● SELECTION:
Secondly, the amount of data that is being demanded and delivered to GPs – even without that market growth – has broadened immensely. There are ever more reporting demands, whether they be ESG-related or linked to a greater need for transparency in certain aspects of the business, as well as in financial metrics.

Thirdly, the ultimate investors in the alternatives space are also demanding more information and transparency from their GPs.

All of this is happening against the backdrop of technology having rapidly evolved over the last five to 10 years. A lot of these demands to process more data – to use that data and to communicate that data more quickly – are happening just as the possibilities offered by technology are profoundly more expansive than they used to be.

A lot of tools that one needs to process this data are now available off the shelf from technology providers – especially from the cloud providers. Those providers have become a lot better at providing more than just software or hardware, and are instead offering enhanced computational capabilities, with AI falling into that camp.

So, demands have grown exponentially, and at the same time capabilities have come along significantly, which makes this a good time for private markets to embrace advanced tech. For a lot of participants, it is important to think about how to adopts me of this modern technology while preserving the investments made previously. We don’t have perfect information about how technology will continue to evolve, but anyone thinking about what to build today needs to consider their ability to pivot down the road as new technologies continue to emerge.

Is it now essential that private markets participants get on board with these tools?

● SUPPLIED RECORDS:
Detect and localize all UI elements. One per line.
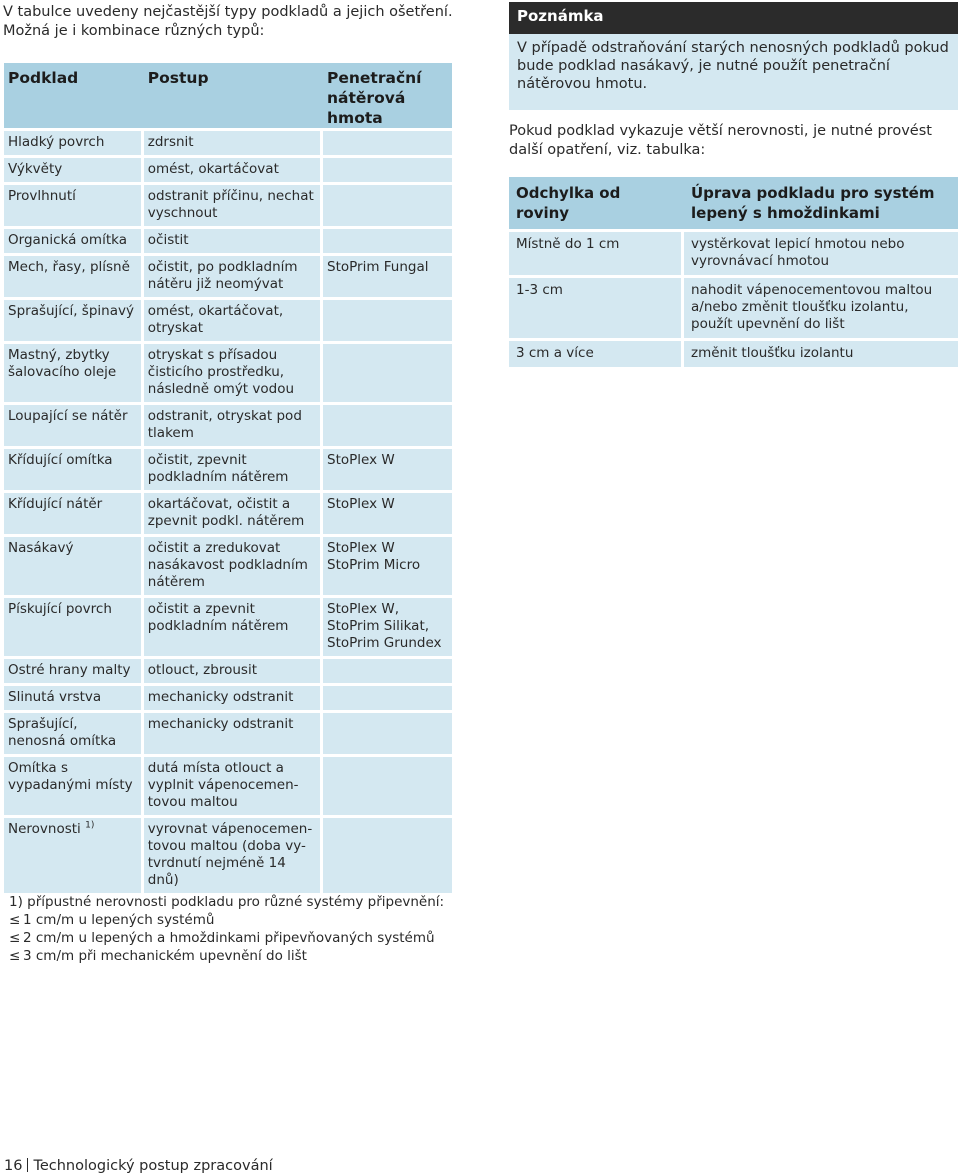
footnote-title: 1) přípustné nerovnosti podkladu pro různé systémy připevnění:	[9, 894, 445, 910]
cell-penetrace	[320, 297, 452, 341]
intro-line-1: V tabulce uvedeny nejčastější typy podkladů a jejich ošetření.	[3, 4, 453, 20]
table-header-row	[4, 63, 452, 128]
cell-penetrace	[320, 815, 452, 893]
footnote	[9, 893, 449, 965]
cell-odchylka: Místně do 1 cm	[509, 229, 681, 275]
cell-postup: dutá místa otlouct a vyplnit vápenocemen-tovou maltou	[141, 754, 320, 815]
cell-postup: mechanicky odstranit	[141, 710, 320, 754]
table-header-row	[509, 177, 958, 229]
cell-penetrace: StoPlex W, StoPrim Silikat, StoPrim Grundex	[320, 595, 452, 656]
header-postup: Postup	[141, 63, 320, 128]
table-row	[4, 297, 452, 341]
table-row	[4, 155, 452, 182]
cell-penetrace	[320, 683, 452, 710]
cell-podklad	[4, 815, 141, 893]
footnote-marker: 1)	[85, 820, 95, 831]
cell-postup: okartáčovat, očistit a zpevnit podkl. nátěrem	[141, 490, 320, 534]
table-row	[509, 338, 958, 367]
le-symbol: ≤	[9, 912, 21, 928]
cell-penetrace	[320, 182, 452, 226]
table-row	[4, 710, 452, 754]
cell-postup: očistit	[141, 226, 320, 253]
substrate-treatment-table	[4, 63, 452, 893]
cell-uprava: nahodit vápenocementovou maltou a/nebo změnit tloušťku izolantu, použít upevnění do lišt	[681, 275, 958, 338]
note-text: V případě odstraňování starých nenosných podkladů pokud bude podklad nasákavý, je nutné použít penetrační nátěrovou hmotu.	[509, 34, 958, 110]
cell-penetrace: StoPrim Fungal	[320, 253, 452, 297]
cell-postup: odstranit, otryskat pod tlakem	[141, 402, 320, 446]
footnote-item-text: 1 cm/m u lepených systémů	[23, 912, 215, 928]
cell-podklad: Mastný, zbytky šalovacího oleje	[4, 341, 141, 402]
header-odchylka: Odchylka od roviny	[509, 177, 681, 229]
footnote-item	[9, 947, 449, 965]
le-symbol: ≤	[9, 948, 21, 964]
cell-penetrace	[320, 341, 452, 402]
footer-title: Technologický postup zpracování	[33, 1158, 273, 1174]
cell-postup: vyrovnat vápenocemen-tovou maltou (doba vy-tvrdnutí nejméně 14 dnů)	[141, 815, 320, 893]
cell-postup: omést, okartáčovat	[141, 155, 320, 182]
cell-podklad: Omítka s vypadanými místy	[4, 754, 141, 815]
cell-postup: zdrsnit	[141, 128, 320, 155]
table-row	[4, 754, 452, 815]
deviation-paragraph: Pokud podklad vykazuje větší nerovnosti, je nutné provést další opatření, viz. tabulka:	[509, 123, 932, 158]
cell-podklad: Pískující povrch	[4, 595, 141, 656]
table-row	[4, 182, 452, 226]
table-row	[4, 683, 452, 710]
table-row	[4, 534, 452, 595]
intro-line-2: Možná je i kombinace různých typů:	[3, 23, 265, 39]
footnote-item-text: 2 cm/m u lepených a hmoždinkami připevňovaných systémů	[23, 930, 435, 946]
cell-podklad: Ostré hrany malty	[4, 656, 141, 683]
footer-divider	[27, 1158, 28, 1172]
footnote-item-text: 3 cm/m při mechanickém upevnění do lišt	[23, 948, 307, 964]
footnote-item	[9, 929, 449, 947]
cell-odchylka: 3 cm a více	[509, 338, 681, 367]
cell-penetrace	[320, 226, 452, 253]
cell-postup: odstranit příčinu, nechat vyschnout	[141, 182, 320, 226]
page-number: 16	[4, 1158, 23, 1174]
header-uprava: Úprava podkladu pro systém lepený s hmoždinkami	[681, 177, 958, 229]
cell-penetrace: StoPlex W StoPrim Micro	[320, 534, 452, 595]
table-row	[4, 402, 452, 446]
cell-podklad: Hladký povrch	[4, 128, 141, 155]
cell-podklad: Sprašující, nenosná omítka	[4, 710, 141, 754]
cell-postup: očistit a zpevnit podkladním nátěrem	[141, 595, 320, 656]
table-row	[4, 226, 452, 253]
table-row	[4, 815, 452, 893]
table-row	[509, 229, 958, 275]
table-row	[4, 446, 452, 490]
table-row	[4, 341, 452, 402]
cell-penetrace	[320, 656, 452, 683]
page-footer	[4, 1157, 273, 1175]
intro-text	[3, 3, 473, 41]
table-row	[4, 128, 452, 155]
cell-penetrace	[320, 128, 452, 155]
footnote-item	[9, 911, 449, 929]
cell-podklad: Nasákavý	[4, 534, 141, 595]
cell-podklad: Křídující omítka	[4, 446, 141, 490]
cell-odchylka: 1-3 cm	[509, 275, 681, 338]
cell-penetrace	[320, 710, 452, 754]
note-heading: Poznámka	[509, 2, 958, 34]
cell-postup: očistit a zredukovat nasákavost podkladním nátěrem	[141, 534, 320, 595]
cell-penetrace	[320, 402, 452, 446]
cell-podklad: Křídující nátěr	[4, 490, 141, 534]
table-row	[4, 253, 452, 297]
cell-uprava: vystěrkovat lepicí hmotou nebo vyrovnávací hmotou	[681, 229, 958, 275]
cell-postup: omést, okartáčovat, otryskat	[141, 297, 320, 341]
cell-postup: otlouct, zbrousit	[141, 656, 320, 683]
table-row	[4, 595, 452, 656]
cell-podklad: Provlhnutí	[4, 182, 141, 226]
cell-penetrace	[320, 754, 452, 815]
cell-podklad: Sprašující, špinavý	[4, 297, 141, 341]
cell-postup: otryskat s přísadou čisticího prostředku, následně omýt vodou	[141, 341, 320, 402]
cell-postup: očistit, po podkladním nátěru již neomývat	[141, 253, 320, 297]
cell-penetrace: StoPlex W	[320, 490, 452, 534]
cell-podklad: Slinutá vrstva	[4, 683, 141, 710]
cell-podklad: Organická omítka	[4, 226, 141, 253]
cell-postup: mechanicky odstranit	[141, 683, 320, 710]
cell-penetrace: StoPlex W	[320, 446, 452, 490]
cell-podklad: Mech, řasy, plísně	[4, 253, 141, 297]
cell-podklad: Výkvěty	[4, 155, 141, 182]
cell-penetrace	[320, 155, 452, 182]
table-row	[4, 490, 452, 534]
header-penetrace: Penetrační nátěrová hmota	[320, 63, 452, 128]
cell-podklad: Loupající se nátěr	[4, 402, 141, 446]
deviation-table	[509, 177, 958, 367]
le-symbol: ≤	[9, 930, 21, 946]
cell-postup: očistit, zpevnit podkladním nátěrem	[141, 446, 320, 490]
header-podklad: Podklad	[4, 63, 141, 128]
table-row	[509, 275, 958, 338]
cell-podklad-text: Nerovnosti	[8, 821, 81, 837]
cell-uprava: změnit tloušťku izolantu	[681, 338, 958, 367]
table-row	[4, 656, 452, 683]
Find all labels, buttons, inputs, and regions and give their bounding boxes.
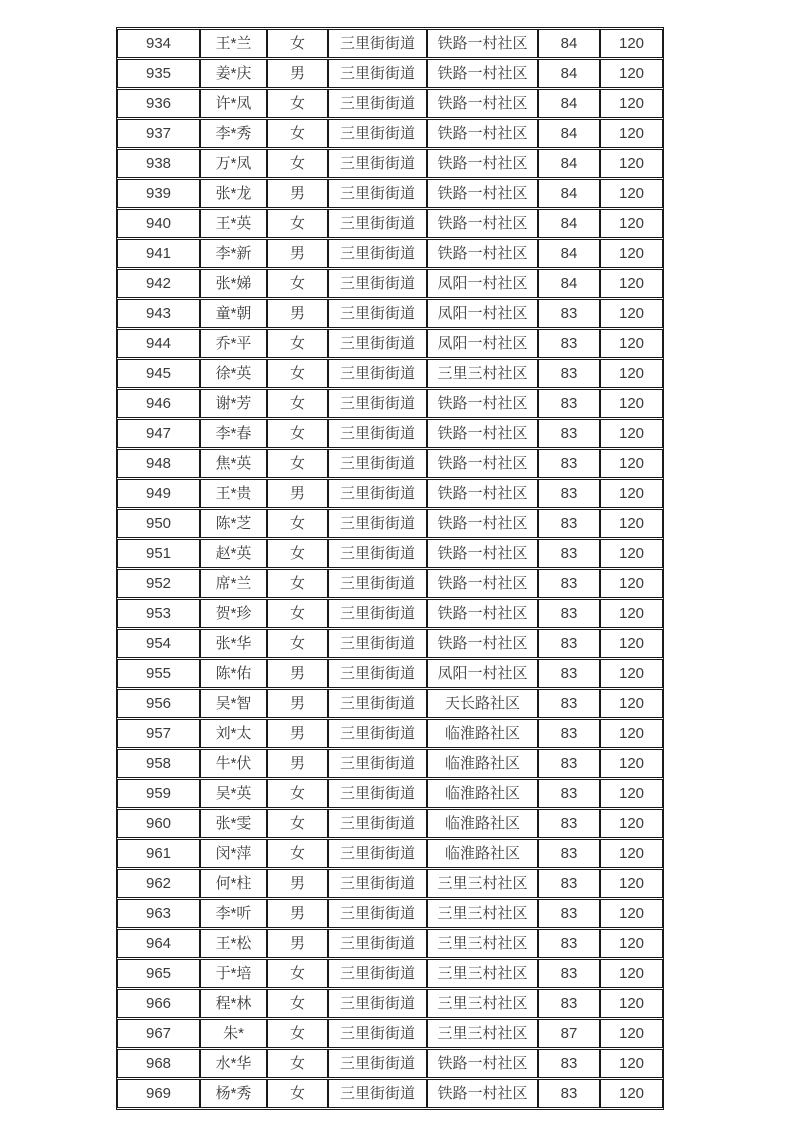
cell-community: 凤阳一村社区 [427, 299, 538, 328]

● REQUEST 1:
Reproduce, word for word, the part of the private markets text that opens with the words containing "A lot of tools" and closes with "continue to emerge.".
● REQUEST 2:
Render this sentence from the private markets text into Spanish: "Thirdly, the ultimate investors in the alternatives space are also demanding more information and transparency from their GPs."

● FULL RESPONSE 1:
A lot of tools that one needs to process this data are now available off the shelf from technology providers – especially from the cloud providers. Those providers have become a lot better at providing more than just software or hardware, and are instead offering enhanced computational capabilities, with AI falling into that camp.

So, demands have grown exponentially, and at the same time capabilities have come along significantly, which makes this a good time for private markets to embrace advanced tech. For a lot of participants, it is important to think about how to adopts me of this modern technology while preserving the investments made previously. We don’t have perfect information about how technology will continue to evolve, but anyone thinking about what to build today needs to consider their ability to pivot down the road as new technologies continue to emerge.

● FULL RESPONSE 2:
En tercer lugar, los inversores finales en el ámbito de las inversiones alternativas también exigen más información y transparencia a sus GP.